Dataset records:
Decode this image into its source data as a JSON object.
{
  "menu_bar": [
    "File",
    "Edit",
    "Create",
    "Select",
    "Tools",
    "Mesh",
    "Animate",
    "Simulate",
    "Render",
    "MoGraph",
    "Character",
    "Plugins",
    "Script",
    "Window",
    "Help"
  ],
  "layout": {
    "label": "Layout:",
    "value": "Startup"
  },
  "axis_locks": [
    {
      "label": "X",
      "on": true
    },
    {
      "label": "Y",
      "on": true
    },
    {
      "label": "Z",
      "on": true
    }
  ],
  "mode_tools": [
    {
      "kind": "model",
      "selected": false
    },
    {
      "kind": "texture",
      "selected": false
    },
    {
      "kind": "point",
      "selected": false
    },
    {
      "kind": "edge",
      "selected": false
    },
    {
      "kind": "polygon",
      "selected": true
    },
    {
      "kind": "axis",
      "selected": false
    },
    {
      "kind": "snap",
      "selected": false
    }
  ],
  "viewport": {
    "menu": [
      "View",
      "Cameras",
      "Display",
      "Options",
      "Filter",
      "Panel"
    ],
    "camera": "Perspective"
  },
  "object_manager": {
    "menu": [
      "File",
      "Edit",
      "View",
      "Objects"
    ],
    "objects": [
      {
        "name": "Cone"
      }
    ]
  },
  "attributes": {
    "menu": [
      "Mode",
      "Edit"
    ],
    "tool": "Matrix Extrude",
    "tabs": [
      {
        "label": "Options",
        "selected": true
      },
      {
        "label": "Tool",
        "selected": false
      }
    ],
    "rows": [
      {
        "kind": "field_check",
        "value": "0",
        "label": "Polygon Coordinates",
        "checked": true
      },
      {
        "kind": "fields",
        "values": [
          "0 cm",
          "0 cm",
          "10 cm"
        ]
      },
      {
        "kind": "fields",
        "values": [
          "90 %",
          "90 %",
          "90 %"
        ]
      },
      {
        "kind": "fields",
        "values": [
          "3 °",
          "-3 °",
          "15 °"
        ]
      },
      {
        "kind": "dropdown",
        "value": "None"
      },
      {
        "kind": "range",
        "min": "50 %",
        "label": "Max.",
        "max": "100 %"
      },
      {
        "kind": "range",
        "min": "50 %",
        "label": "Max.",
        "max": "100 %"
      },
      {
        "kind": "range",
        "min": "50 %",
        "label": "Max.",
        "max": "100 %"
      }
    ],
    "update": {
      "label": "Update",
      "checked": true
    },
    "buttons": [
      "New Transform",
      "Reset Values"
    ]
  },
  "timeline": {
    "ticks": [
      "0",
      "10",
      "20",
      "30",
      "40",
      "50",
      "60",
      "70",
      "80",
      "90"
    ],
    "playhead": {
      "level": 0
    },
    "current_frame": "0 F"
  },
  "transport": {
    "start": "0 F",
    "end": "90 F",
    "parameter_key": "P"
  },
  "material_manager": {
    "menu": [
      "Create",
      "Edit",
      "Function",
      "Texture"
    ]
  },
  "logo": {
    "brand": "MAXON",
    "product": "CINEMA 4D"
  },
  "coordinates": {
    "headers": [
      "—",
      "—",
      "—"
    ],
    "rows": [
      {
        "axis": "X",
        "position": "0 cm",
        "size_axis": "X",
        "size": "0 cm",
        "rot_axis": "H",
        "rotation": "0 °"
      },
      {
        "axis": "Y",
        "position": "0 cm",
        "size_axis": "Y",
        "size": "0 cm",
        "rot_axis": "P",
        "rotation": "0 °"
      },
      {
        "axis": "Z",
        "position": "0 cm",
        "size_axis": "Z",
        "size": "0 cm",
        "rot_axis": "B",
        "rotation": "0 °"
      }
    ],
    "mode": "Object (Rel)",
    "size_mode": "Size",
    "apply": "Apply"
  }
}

The task:
Exactly as shown, repeat every record.

Full answer:
Decode this image into its source data as a JSON object.
{
  "menu_bar": [
    "File",
    "Edit",
    "Create",
    "Select",
    "Tools",
    "Mesh",
    "Animate",
    "Simulate",
    "Render",
    "MoGraph",
    "Character",
    "Plugins",
    "Script",
    "Window",
    "Help"
  ],
  "layout": {
    "label": "Layout:",
    "value": "Startup"
  },
  "axis_locks": [
    {
      "label": "X",
      "on": true
    },
    {
      "label": "Y",
      "on": true
    },
    {
      "label": "Z",
      "on": true
    }
  ],
  "mode_tools": [
    {
      "kind": "model",
      "selected": false
    },
    {
      "kind": "texture",
      "selected": false
    },
    {
      "kind": "point",
      "selected": false
    },
    {
      "kind": "edge",
      "selected": false
    },
    {
      "kind": "polygon",
      "selected": true
    },
    {
      "kind": "axis",
      "selected": false
    },
    {
      "kind": "snap",
      "selected": false
    }
  ],
  "viewport": {
    "menu": [
      "View",
      "Cameras",
      "Display",
      "Options",
      "Filter",
      "Panel"
    ],
    "camera": "Perspective"
  },
  "object_manager": {
    "menu": [
      "File",
      "Edit",
      "View",
      "Objects"
    ],
    "objects": [
      {
        "name": "Cone"
      }
    ]
  },
  "attributes": {
    "menu": [
      "Mode",
      "Edit"
    ],
    "tool": "Matrix Extrude",
    "tabs": [
      {
        "label": "Options",
        "selected": true
      },
      {
        "label": "Tool",
        "selected": false
      }
    ],
    "rows": [
      {
        "kind": "field_check",
        "value": "0",
        "label": "Polygon Coordinates",
        "checked": true
      },
      {
        "kind": "fields",
        "values": [
          "0 cm",
          "0 cm",
          "10 cm"
        ]
      },
      {
        "kind": "fields",
        "values": [
          "90 %",
          "90 %",
          "90 %"
        ]
      },
      {
        "kind": "fields",
        "values": [
          "3 °",
          "-3 °",
          "15 °"
        ]
      },
      {
        "kind": "dropdown",
        "value": "None"
      },
      {
        "kind": "range",
        "min": "50 %",
        "label": "Max.",
        "max": "100 %"
      },
      {
        "kind": "range",
        "min": "50 %",
        "label": "Max.",
        "max": "100 %"
      },
      {
        "kind": "range",
        "min": "50 %",
        "label": "Max.",
        "max": "100 %"
      }
    ],
    "update": {
      "label": "Update",
      "checked": true
    },
    "buttons": [
      "New Transform",
      "Reset Values"
    ]
  },
  "timeline": {
    "ticks": [
      "0",
      "10",
      "20",
      "30",
      "40",
      "50",
      "60",
      "70",
      "80",
      "90"
    ],
    "playhead": {
      "level": 0
    },
    "current_frame": "0 F"
  },
  "transport": {
    "start": "0 F",
    "end": "90 F",
    "parameter_key": "P"
  },
  "material_manager": {
    "menu": [
      "Create",
      "Edit",
      "Function",
      "Texture"
    ]
  },
  "logo": {
    "brand": "MAXON",
    "product": "CINEMA 4D"
  },
  "coordinates": {
    "headers": [
      "—",
      "—",
      "—"
    ],
    "rows": [
      {
        "axis": "X",
        "position": "0 cm",
        "size_axis": "X",
        "size": "0 cm",
        "rot_axis": "H",
        "rotation": "0 °"
      },
      {
        "axis": "Y",
        "position": "0 cm",
        "size_axis": "Y",
        "size": "0 cm",
        "rot_axis": "P",
        "rotation": "0 °"
      },
      {
        "axis": "Z",
        "position": "0 cm",
        "size_axis": "Z",
        "size": "0 cm",
        "rot_axis": "B",
        "rotation": "0 °"
      }
    ],
    "mode": "Object (Rel)",
    "size_mode": "Size",
    "apply": "Apply"
  }
}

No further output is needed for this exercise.